Selected text:
┌──

Content of the article: "Somatic Components, Sleight of Hand, and DM Fiat"
TLDR: While the ease of concealing somatic components is ultimately a matter of DM adjudication, the rules as written clearly indicate that it can be done as a Dexterity (Sleight of Hand) check.
The popular wisdom on r/dndnext is that verbal and somatic components are far too obvious to ever disguise. People hold that using skills to do so is at best a house rule, and at worst a serious infringement on the Sorcerer's niche.
This perspective is not only wrong in the specifics of the rules around sleight of hand and somatic components, it is representative of a fundamental misunderstanding in how the rules work. And that misunderstanding is apparently how I justified writing a 1000-word essay on a trivial rules interpretation.
RAW and Fiat
All skills in 5E require adjudication by the DM. The skills also have rules regarding how they can be used. These are not mutually exclusive. If the rules say that the DM has to make a decision, then RAW is that the DM has to make that decision.
For example, the rules give specific numbers for many feet you can jump by default. The rules also state that you can make a Strength (Athletics) check to "jump an unusually long distance."
It is left to the DM to decide what the DCs are, and how many extra feet of distance you can get. If the DM did not allow you to make such a check, it would be a house rule banning certain skill uses. "It's a DC 15 Strength (Athletics) check to jump an additional 5 feet, and a DC 20 check for an additional 10 feet" is within the scope of RAW. The rules don't have exact numbers, but they say the skill can be used in that way and that the DM decides how difficult that is.

└──

Stated problem 1: Set down the part of the article on somatic components word for word, starting at "Content of the" and ending at "trivial rules interpretation.".
Stated problem 2: In the article on somatic components, what kind of check do the rules say you can make to jump an unusually long distance?
Stated problem 3: Extend the article on somatic components past its final sentence.
The entries have no role in any of this work.

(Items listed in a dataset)
┌──

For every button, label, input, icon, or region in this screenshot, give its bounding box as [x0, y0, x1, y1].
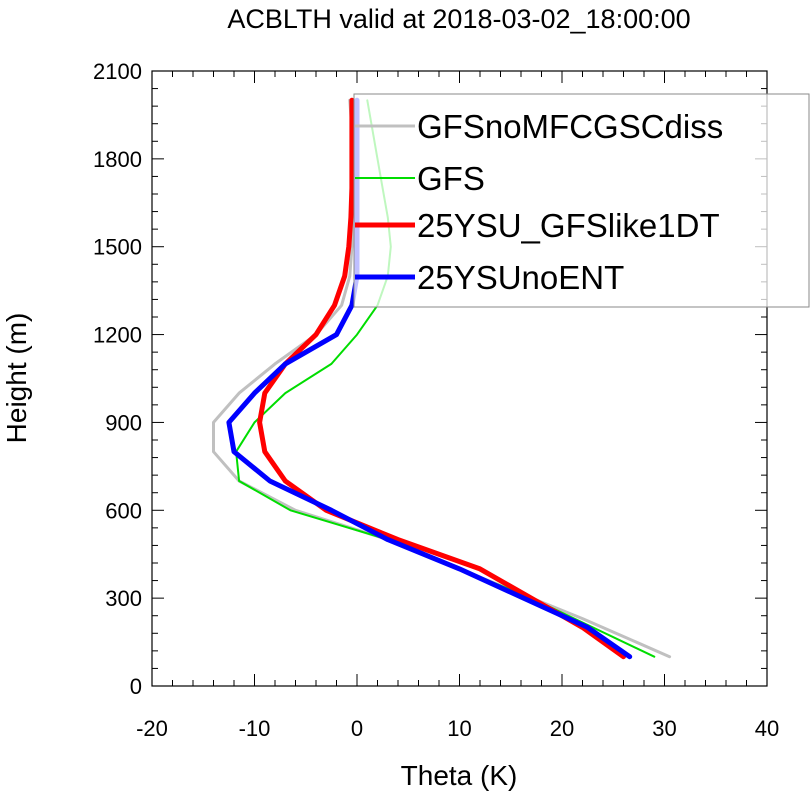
legend-box: [353, 93, 810, 308]
x-tick-label: -20: [136, 716, 168, 741]
y-tick-label: 600: [105, 498, 142, 523]
y-tick-label: 300: [105, 586, 142, 611]
legend: GFSnoMFCGSCdiss GFS 25YSU_GFSlike1DT 25YSUn…: [353, 93, 810, 308]
y-tick-label: 2100: [93, 59, 142, 84]
x-tick-label: 10: [447, 716, 471, 741]
tick-labels: -20 -10 0 10 20 30 40 0 300 600 900 1200 1500 1800 210…: [93, 59, 779, 741]
y-tick-label: 1800: [93, 147, 142, 172]
y-axis-title: Height (m): [1, 313, 32, 444]
y-tick-label: 1500: [93, 235, 142, 260]
y-tick-label: 900: [105, 410, 142, 435]
legend-label: 25YSUnoENT: [417, 259, 624, 296]
x-axis-title: Theta (K): [401, 760, 518, 791]
x-tick-label: -10: [239, 716, 271, 741]
y-tick-label: 1200: [93, 323, 142, 348]
legend-label: GFSnoMFCGSCdiss: [417, 108, 723, 145]
x-tick-label: 30: [652, 716, 676, 741]
y-tick-label: 0: [130, 674, 142, 699]
chart-title: ACBLTH valid at 2018-03-02_18:00:00: [227, 4, 690, 34]
x-tick-label: 0: [351, 716, 363, 741]
x-tick-label: 40: [755, 716, 779, 741]
legend-label: GFS: [417, 160, 485, 197]
x-tick-label: 20: [550, 716, 574, 741]
legend-label: 25YSU_GFSlike1DT: [417, 207, 720, 244]
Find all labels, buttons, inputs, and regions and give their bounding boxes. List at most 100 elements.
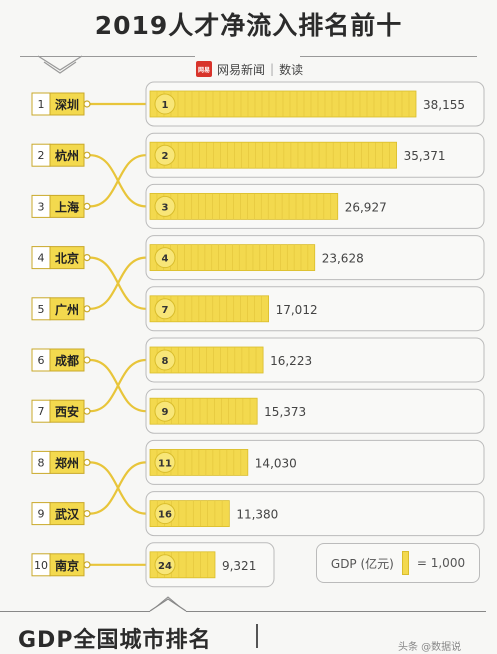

└──

Answer 1:
Content of the article: "Somatic Components, Sleight of Hand, and DM Fiat"
TLDR: While the ease of concealing somatic components is ultimately a matter of DM adjudication, the rules as written clearly indicate that it can be done as a Dexterity (Sleight of Hand) check.
The popular wisdom on r/dndnext is that verbal and somatic components are far too obvious to ever disguise. People hold that using skills to do so is at best a house rule, and at worst a serious infringement on the Sorcerer's niche.
This perspective is not only wrong in the specifics of the rules around sleight of hand and somatic components, it is representative of a fundamental misunderstanding in how the rules work. And that misunderstanding is apparently how I justified writing a 1000-word essay on a trivial rules interpretation.

Answer 2: A Strength (Athletics) check.

Answer 3:
So when we say, "the rules say that you can do X" we don't necessarily mean, "there are rules for how to do X."
Can You Hide Somatic Components?
Here's the rules entry for somatic components:
Spellcasting gestures might include a forceful gesticulation or an intricate set of gestures. If a spell requires a somatic component, the caster must have free use of at least one hand to perform these gestures.
This is all the rules have to say on the subject. There's nothing that describes them as obvious, clearly magical, or impossible to conceal.
For the sake of argument, let's even assume that somatic components have to include both forceful and intricate gestures, and that observers will recognize them without the need for an Arcana check.
A wizard wants to Catapult a bottle at the bartender without being noticed. She steps into an alcove where no one can see her, targets a bottle at an empty table, and launches it in the direction she last saw the bartender.
In this example, the wizard can unambiguously conceal the spellcasting. Catapult only has an S component and no one could see her gestures. She may have to make a Stealth or Deception check after the fact to avoid suspicion, but if the bartender had Counterspell he couldn't have used it.
We have the same situation where the Wizard wants to Catapult a bottle at the bartender, but this time there's no alcove to hide in. They lean partway down (perhaps pretending to drop a fork) and perform the gestures with the hand under the table.
We know that gestures can be performed one-handed, and since they can be done while grappled or restrained they don't require much freedom of movement. Given that, it seems likely that they could be done completely beneath the table (or "behind half cover" if you want to use formal language).
The DM will have to adjudicate the situation since there aren't any specific rules governing it, but it's pretty clearly something that could be attempted based on the rules for somatic components.
With Sleight of Hand?
Our persistent Wizard still wants to Catapult a bottle, but this time there's not even a table to hide her gestures. She'll have to rely on blending into the crowd, waiting for the right moment, and misdirecting attention.
From the previous two examples, we know that it is theoretically possible to hide somatic components. But should Sleight of Hand allow you to do so without the benefit of cover?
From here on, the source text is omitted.